Records from a data collection.
----
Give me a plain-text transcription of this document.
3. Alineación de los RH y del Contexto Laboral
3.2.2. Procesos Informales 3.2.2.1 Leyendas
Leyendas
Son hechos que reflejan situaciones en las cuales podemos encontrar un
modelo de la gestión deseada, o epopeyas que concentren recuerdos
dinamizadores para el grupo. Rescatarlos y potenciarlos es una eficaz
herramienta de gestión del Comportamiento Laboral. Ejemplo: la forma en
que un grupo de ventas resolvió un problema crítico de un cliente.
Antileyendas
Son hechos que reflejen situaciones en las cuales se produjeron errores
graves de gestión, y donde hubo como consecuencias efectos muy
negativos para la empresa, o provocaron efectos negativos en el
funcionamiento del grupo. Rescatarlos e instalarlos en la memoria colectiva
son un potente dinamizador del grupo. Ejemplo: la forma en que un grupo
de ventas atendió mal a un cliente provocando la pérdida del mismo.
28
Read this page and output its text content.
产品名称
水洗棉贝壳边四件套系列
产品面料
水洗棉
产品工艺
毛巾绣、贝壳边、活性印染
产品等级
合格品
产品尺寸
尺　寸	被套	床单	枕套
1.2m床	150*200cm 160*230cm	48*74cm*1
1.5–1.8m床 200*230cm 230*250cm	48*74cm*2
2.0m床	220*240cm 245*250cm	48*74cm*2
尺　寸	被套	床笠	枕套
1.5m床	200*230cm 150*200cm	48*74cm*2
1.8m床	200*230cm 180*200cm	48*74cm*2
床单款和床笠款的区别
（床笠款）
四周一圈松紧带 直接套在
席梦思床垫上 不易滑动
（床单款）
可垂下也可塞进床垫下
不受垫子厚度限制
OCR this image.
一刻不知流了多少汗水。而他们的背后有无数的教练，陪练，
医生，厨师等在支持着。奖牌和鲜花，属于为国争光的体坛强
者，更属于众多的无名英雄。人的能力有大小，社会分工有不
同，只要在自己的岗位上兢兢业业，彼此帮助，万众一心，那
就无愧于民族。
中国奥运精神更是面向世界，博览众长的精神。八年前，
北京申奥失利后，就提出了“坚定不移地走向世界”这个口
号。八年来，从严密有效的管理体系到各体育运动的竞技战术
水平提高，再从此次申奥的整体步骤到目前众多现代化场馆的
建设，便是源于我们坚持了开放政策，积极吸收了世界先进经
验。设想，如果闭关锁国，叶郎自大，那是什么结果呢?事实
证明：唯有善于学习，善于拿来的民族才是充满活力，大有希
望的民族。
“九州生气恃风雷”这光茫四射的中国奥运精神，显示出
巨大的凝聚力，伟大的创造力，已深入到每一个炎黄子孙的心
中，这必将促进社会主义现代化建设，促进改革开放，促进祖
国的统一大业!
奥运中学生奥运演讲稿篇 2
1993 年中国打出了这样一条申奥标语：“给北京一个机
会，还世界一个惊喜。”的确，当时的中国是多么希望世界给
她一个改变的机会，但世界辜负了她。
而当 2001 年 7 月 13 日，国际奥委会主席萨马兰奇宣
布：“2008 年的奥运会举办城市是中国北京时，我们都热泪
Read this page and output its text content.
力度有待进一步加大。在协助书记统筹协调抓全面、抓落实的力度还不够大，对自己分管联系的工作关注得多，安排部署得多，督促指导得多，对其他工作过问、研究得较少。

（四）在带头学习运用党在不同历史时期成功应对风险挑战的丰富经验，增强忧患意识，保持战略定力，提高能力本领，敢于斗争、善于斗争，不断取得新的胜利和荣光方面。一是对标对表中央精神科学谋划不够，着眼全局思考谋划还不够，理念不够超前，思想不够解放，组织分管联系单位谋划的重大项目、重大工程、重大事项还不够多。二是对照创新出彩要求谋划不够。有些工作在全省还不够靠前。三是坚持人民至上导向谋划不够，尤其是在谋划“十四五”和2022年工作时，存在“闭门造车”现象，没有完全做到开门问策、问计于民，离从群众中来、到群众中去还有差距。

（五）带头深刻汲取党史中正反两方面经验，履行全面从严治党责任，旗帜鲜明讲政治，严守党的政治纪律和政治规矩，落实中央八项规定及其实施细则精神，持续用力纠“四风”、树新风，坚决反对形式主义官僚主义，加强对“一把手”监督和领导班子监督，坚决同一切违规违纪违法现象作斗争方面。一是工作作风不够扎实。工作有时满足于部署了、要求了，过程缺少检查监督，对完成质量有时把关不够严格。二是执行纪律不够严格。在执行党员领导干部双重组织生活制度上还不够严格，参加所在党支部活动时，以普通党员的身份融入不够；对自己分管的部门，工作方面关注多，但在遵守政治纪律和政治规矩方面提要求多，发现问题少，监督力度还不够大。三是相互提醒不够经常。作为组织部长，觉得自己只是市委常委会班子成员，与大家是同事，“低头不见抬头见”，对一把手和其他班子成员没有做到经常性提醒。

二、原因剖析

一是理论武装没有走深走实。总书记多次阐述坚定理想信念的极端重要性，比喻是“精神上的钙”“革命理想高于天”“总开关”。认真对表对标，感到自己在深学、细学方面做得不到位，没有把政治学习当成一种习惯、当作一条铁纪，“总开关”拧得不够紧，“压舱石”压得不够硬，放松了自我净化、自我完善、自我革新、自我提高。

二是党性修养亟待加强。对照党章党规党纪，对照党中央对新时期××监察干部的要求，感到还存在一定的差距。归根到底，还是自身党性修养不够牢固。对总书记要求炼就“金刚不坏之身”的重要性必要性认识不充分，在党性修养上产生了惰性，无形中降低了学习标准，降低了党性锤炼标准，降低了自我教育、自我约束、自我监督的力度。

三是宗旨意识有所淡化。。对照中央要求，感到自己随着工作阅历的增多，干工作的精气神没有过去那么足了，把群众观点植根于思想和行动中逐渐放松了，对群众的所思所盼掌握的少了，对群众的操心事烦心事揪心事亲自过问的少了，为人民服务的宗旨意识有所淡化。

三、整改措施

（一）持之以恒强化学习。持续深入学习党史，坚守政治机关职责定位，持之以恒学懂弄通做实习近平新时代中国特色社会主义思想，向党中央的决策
----
GOAL.
Restate each record word for word.

EXPECTED ANSWER.
Give me a plain-text transcription of this document.
3. Alineación de los RH y del Contexto Laboral
3.2.2. Procesos Informales 3.2.2.1 Leyendas
Leyendas
Son hechos que reflejan situaciones en las cuales podemos encontrar un
modelo de la gestión deseada, o epopeyas que concentren recuerdos
dinamizadores para el grupo. Rescatarlos y potenciarlos es una eficaz
herramienta de gestión del Comportamiento Laboral. Ejemplo: la forma en
que un grupo de ventas resolvió un problema crítico de un cliente.
Antileyendas
Son hechos que reflejen situaciones en las cuales se produjeron errores
graves de gestión, y donde hubo como consecuencias efectos muy
negativos para la empresa, o provocaron efectos negativos en el
funcionamiento del grupo. Rescatarlos e instalarlos en la memoria colectiva
son un potente dinamizador del grupo. Ejemplo: la forma en que un grupo
de ventas atendió mal a un cliente provocando la pérdida del mismo.
28
Read this page and output its text content.
产品名称
水洗棉贝壳边四件套系列
产品面料
水洗棉
产品工艺
毛巾绣、贝壳边、活性印染
产品等级
合格品
产品尺寸
尺　寸	被套	床单	枕套
1.2m床	150*200cm 160*230cm	48*74cm*1
1.5–1.8m床 200*230cm 230*250cm	48*74cm*2
2.0m床	220*240cm 245*250cm	48*74cm*2
尺　寸	被套	床笠	枕套
1.5m床	200*230cm 150*200cm	48*74cm*2
1.8m床	200*230cm 180*200cm	48*74cm*2
床单款和床笠款的区别
（床笠款）
四周一圈松紧带 直接套在
席梦思床垫上 不易滑动
（床单款）
可垂下也可塞进床垫下
不受垫子厚度限制
OCR this image.
一刻不知流了多少汗水。而他们的背后有无数的教练，陪练，
医生，厨师等在支持着。奖牌和鲜花，属于为国争光的体坛强
者，更属于众多的无名英雄。人的能力有大小，社会分工有不
同，只要在自己的岗位上兢兢业业，彼此帮助，万众一心，那
就无愧于民族。
中国奥运精神更是面向世界，博览众长的精神。八年前，
北京申奥失利后，就提出了“坚定不移地走向世界”这个口
号。八年来，从严密有效的管理体系到各体育运动的竞技战术
水平提高，再从此次申奥的整体步骤到目前众多现代化场馆的
建设，便是源于我们坚持了开放政策，积极吸收了世界先进经
验。设想，如果闭关锁国，叶郎自大，那是什么结果呢?事实
证明：唯有善于学习，善于拿来的民族才是充满活力，大有希
望的民族。
“九州生气恃风雷”这光茫四射的中国奥运精神，显示出
巨大的凝聚力，伟大的创造力，已深入到每一个炎黄子孙的心
中，这必将促进社会主义现代化建设，促进改革开放，促进祖
国的统一大业!
奥运中学生奥运演讲稿篇 2
1993 年中国打出了这样一条申奥标语：“给北京一个机
会，还世界一个惊喜。”的确，当时的中国是多么希望世界给
她一个改变的机会，但世界辜负了她。
而当 2001 年 7 月 13 日，国际奥委会主席萨马兰奇宣
布：“2008 年的奥运会举办城市是中国北京时，我们都热泪
Read this page and output its text content.
力度有待进一步加大。在协助书记统筹协调抓全面、抓落实的力度还不够大，对自己分管联系的工作关注得多，安排部署得多，督促指导得多，对其他工作过问、研究得较少。

（四）在带头学习运用党在不同历史时期成功应对风险挑战的丰富经验，增强忧患意识，保持战略定力，提高能力本领，敢于斗争、善于斗争，不断取得新的胜利和荣光方面。一是对标对表中央精神科学谋划不够，着眼全局思考谋划还不够，理念不够超前，思想不够解放，组织分管联系单位谋划的重大项目、重大工程、重大事项还不够多。二是对照创新出彩要求谋划不够。有些工作在全省还不够靠前。三是坚持人民至上导向谋划不够，尤其是在谋划“十四五”和2022年工作时，存在“闭门造车”现象，没有完全做到开门问策、问计于民，离从群众中来、到群众中去还有差距。

（五）带头深刻汲取党史中正反两方面经验，履行全面从严治党责任，旗帜鲜明讲政治，严守党的政治纪律和政治规矩，落实中央八项规定及其实施细则精神，持续用力纠“四风”、树新风，坚决反对形式主义官僚主义，加强对“一把手”监督和领导班子监督，坚决同一切违规违纪违法现象作斗争方面。一是工作作风不够扎实。工作有时满足于部署了、要求了，过程缺少检查监督，对完成质量有时把关不够严格。二是执行纪律不够严格。在执行党员领导干部双重组织生活制度上还不够严格，参加所在党支部活动时，以普通党员的身份融入不够；对自己分管的部门，工作方面关注多，但在遵守政治纪律和政治规矩方面提要求多，发现问题少，监督力度还不够大。三是相互提醒不够经常。作为组织部长，觉得自己只是市委常委会班子成员，与大家是同事，“低头不见抬头见”，对一把手和其他班子成员没有做到经常性提醒。

二、原因剖析

一是理论武装没有走深走实。总书记多次阐述坚定理想信念的极端重要性，比喻是“精神上的钙”“革命理想高于天”“总开关”。认真对表对标，感到自己在深学、细学方面做得不到位，没有把政治学习当成一种习惯、当作一条铁纪，“总开关”拧得不够紧，“压舱石”压得不够硬，放松了自我净化、自我完善、自我革新、自我提高。

二是党性修养亟待加强。对照党章党规党纪，对照党中央对新时期××监察干部的要求，感到还存在一定的差距。归根到底，还是自身党性修养不够牢固。对总书记要求炼就“金刚不坏之身”的重要性必要性认识不充分，在党性修养上产生了惰性，无形中降低了学习标准，降低了党性锤炼标准，降低了自我教育、自我约束、自我监督的力度。

三是宗旨意识有所淡化。。对照中央要求，感到自己随着工作阅历的增多，干工作的精气神没有过去那么足了，把群众观点植根于思想和行动中逐渐放松了，对群众的所思所盼掌握的少了，对群众的操心事烦心事揪心事亲自过问的少了，为人民服务的宗旨意识有所淡化。

三、整改措施

（一）持之以恒强化学习。持续深入学习党史，坚守政治机关职责定位，持之以恒学懂弄通做实习近平新时代中国特色社会主义思想，向党中央的决策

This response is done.